*Fragmento del texto*:
══════════════════════════════

Siempre que voy por Taguasco, suelo darme una buena tarde de mahjongg. Uno está horas organizando murallas, conformando tríos de bambú, escaleras de discos; tratando de atesorar dragones y vientos propios, y de pronto empiezas a preguntarte si por casualidad en alguna otra vida no fuiste chino.
Ciertamente, ya sabemos por Montesquieu que uno puede ser persa; pero también el mahjongg es para Taguasco lo mismo que el dominó para el resto de Cuba. Ahora sus fichas son de bambú, nácar o marfil: llegan en las maletas de quienes vuelven del extranjero; pero en mi infancia las hacíamos de madera; con bolígrafos dibujábamos los arduos caracteres. No es extraño que los niños cubanos aprendan temprano a contar en inglés —hubo un tiempo en que lo hacían en ruso— pero los taguasquenses de mi generación aprendíamos primero a leer números en chino.
Por eso, a medida que transcurre el juego, uno empieza a rememorar tiempos idos, y entonces sobreviene la contradictoria mezcla de sentimientos: el dolor por los que ya no están; la dulzura de la vieja, la inquietud por la ausencia de un amigo, el ridículo que hice en cierto baile, la primera novia que tuve… En fin, gozo y soledad, esperanza y desánimo, amor e infortunio; en esencia las mismas emociones que tendría cualquier chino de mi edad que de pronto se torne melancólico.

══════════════════════════════

Listados de elementos de diseño con recuadro

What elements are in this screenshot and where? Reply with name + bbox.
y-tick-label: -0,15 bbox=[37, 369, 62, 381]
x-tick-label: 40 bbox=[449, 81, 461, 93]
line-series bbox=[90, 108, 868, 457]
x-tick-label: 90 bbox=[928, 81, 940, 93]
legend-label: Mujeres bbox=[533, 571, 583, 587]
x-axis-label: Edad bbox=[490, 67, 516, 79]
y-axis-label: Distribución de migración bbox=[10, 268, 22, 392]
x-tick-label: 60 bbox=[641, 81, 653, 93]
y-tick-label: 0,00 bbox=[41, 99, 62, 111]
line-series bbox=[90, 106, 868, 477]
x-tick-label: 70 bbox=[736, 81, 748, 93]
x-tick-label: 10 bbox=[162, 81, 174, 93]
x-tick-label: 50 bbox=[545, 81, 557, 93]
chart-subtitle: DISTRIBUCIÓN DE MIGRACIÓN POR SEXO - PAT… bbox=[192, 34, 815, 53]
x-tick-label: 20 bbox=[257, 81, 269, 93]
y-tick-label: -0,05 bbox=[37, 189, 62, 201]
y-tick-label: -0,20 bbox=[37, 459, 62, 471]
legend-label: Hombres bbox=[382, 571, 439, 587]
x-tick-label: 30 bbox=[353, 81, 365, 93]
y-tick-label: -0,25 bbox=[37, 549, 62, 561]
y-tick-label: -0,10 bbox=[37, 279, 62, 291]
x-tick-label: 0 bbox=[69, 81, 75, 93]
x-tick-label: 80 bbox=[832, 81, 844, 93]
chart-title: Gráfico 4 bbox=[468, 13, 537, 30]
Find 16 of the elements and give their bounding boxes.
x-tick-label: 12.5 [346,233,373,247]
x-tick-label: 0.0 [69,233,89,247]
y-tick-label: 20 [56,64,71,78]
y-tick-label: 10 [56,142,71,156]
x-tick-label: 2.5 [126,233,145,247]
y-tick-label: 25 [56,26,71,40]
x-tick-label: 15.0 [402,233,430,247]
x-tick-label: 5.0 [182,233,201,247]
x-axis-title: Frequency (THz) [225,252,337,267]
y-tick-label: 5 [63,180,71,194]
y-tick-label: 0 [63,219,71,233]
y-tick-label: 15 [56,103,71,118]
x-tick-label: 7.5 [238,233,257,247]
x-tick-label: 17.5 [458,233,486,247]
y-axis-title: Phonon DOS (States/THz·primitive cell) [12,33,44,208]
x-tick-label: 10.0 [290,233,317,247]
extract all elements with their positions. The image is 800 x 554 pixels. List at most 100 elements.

══════════════════════════════

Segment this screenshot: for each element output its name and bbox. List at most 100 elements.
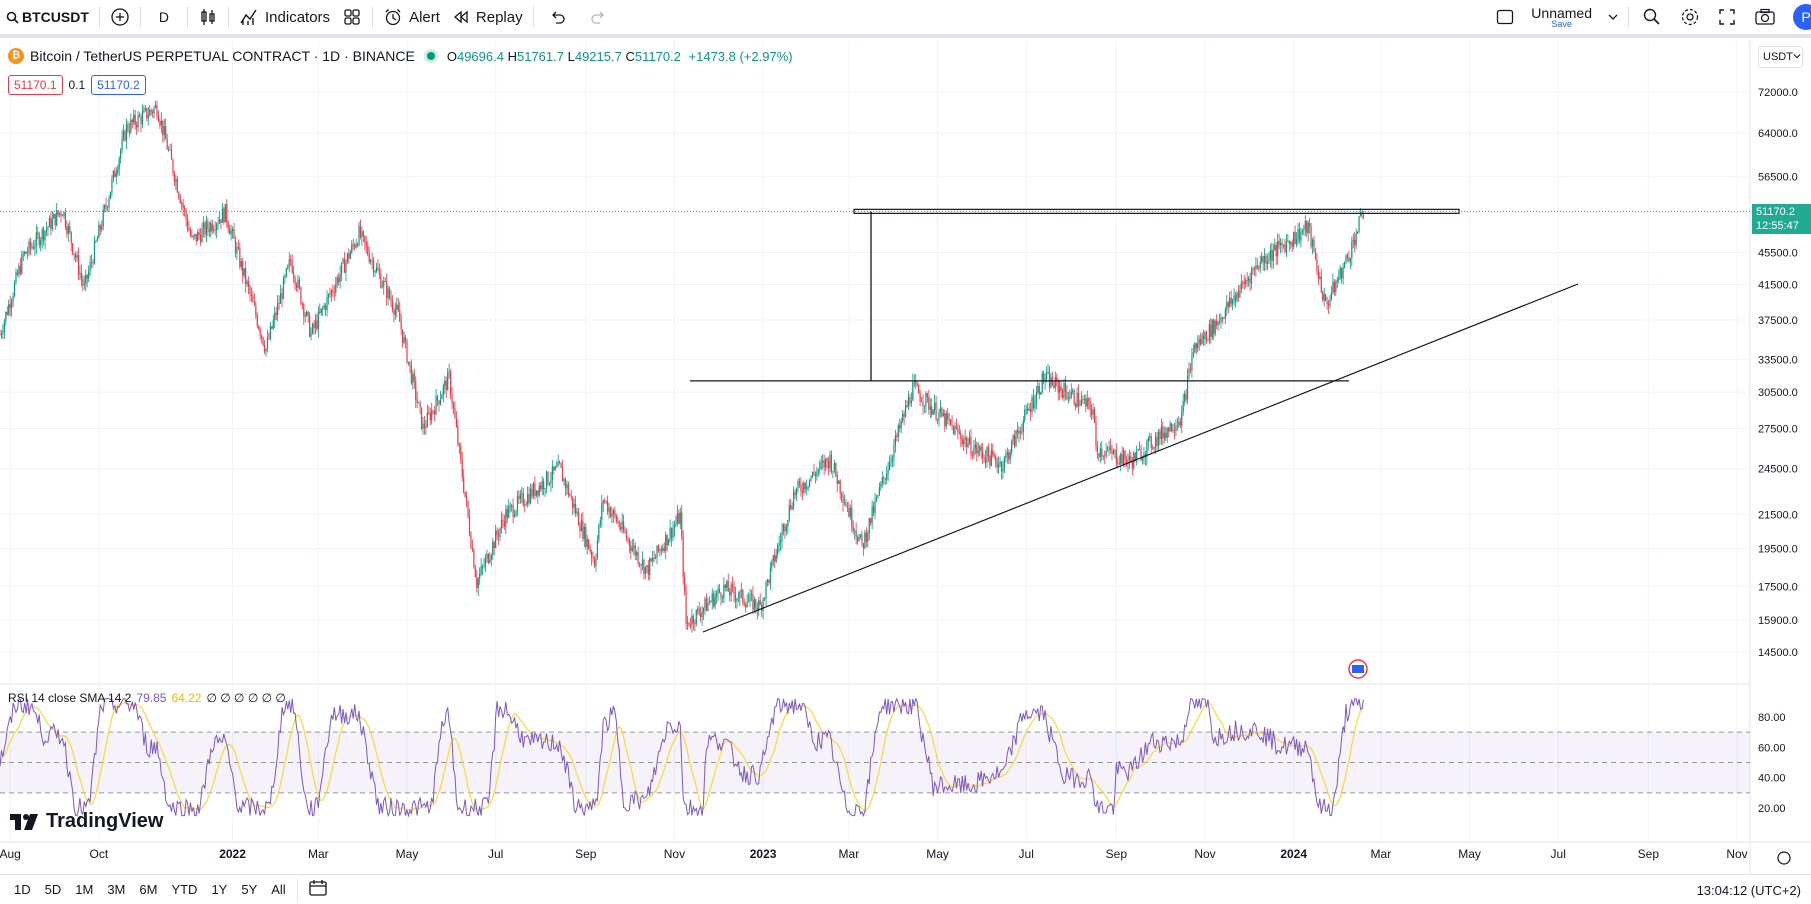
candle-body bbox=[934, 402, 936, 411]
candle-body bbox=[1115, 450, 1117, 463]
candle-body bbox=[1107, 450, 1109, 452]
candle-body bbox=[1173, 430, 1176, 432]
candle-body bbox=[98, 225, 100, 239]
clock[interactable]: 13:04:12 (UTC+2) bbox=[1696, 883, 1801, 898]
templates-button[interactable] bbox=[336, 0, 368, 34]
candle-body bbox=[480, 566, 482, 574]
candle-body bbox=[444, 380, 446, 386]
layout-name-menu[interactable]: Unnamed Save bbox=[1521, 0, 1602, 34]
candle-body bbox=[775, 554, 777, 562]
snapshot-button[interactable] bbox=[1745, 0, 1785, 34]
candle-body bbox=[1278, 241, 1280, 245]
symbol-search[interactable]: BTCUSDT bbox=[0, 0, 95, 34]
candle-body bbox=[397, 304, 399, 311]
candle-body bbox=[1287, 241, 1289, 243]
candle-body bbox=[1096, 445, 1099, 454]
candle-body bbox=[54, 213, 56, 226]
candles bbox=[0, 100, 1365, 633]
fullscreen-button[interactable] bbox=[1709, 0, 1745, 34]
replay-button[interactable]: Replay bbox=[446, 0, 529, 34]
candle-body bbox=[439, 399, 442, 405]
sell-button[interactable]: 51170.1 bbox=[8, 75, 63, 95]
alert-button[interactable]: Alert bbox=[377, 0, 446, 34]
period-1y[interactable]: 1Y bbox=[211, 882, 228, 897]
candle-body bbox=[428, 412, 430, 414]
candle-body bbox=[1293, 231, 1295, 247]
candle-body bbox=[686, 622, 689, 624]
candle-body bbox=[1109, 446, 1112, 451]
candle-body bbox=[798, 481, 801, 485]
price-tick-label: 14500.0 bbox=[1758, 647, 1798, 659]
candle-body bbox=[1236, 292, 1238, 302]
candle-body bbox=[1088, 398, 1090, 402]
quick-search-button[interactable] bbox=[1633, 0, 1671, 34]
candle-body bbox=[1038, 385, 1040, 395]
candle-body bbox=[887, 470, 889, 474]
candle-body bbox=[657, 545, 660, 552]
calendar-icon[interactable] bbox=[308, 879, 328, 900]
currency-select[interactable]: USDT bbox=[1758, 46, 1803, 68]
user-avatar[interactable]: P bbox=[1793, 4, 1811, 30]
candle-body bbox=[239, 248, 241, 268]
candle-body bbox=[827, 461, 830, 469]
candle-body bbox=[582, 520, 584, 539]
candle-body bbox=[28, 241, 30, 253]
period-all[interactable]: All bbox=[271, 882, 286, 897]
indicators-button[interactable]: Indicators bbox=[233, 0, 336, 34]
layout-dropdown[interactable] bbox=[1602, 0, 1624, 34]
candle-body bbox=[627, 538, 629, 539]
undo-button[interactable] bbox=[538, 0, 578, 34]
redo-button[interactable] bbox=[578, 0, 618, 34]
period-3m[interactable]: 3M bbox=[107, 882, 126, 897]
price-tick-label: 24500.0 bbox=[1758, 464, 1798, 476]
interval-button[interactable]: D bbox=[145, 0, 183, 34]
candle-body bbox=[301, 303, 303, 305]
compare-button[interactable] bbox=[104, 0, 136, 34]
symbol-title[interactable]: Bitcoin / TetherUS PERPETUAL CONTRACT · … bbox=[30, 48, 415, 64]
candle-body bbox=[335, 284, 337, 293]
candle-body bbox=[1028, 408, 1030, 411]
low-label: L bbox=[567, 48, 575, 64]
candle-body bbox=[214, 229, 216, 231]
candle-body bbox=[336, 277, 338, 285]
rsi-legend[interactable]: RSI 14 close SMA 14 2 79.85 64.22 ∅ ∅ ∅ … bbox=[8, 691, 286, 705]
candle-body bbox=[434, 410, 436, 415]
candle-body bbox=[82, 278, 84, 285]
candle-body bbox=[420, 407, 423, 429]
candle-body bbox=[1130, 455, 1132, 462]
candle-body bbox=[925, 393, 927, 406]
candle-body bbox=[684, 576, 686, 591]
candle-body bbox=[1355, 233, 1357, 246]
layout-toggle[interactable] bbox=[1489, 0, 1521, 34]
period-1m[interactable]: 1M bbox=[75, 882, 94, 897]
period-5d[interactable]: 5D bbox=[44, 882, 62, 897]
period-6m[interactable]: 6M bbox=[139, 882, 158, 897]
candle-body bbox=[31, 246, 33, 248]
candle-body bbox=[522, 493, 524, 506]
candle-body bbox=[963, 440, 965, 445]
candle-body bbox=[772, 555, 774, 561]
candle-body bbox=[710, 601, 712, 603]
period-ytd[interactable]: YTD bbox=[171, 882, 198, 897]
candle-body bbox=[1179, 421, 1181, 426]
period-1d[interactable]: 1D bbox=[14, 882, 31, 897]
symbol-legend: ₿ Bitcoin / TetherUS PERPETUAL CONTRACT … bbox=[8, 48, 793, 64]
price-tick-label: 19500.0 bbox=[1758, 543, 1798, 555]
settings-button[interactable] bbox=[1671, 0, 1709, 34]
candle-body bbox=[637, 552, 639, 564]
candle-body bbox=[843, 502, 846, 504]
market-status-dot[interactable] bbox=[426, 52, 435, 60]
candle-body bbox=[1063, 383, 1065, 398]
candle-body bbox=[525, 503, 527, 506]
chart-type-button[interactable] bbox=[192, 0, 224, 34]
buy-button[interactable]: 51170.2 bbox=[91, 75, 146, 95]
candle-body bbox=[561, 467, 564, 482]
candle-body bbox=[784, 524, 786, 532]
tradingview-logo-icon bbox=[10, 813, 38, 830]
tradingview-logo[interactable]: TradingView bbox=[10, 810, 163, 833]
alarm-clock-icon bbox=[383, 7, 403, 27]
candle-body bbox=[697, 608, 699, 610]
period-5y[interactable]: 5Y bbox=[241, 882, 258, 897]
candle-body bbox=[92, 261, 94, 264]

══════════════════════════════

*Tareas propuestas*:
- a) ¿Puedes expresar como una lista JSON de cadenas, una por línea y sin líneas en blanco, el tramo del listado que va desde la línea que contiene "candle-body bbox=[934, 402, 936, 411]" hasta la que contiene "candle-body bbox=[444, 380, 446, 386]", ambas incluidas?
- b) ¿Cómo seguirías el texto sobre el mahjongg en Taguasco a partir de su última oración?

*Respuestas por tarea*:
- a)
[
  "candle-body bbox=[934, 402, 936, 411]",
  "candle-body bbox=[1115, 450, 1117, 463]",
  "candle-body bbox=[1107, 450, 1109, 452]",
  "candle-body bbox=[1173, 430, 1176, 432]",
  "candle-body bbox=[98, 225, 100, 239]",
  "clock[interactable]: 13:04:12 (UTC+2) bbox=[1696, 883, 1801, 898]",
  "templates-button[interactable] bbox=[336, 0, 368, 34]",
  "candle-body bbox=[480, 566, 482, 574]",
  "candle-body bbox=[444, 380, 446, 386]"
]

- b)
Ese “extrañamiento propio” —que Rimbaud definió como “yo el otro”— probablemente lo vivió el griego Esquilo mientras contaba desde ojos medos la batalla Salamina; o cuando el bigotudo Guy de Maupassant imaginaba ser una gorda lampiña y prostituta, o, incluso, cuando el chispeante Miguel Delibes escribía como un idiota en aquellos santos inocentes. Los escritores son curiosos transformistas: si uno solamente leyera las ficciones de Mario Vargas Llosa, pensaría que las escribe un hombre de izquierda; en tanto, el Evangelio según Saramago más parece obra de un revisionista católico, que de un materialista dialéctico.
Pero el campeón de la metamorfosis no es Kafka —ni tampoco Apuleyo—, sino Shakespeare. Este caballero inglés, que alguna vez fue mujer y negro, consiguió no obstante su mayor altura dramática como príncipe danés. Durante su vida, también fue griego, escocés y fenicio, pero quizá lo que más disfrutaba era ser italiano: bajo esa “bandera” escribió diez dramas y comedia, incluyendo cuatro de temas romanos.
Muchas veces he leído que la literatura escrita por mujeres es distinta a la escrita por hombres: se dice que ambos sexos enfocan un mismo problema de manera diferente, en tanto la tradición les ha otorgado desiguales relaciones de poder. Sin embargo, esa generalización es incompatible con la originalidad del creador; sería como suponer que El Quijote no fue escrito por un mortal llamado Miguel de Cervantes, sino por una sustancia resultado de promediar a todos los varones del mundo. Preguntemos entonces: ¿Diferente de cuáles hombres?: ¿De Lezama o de Carpentier; de Vladimir Nabokov o de Lewis Carroll? Imaginemos que Borges y Bukowski están a la misma hora, en la misma azotea, y mirando hacia la misma calle. Los párrafos escritos por ambos serían tan disímiles en su esencia, como lo son las literaturas escritas por Dulce María Loynaz y Carilda Oliver Labra. En cambio, no hay quien escriba más parecido al colombiano García Márquez — salvando distancias, desde luego— que la chilena Isabel Allende.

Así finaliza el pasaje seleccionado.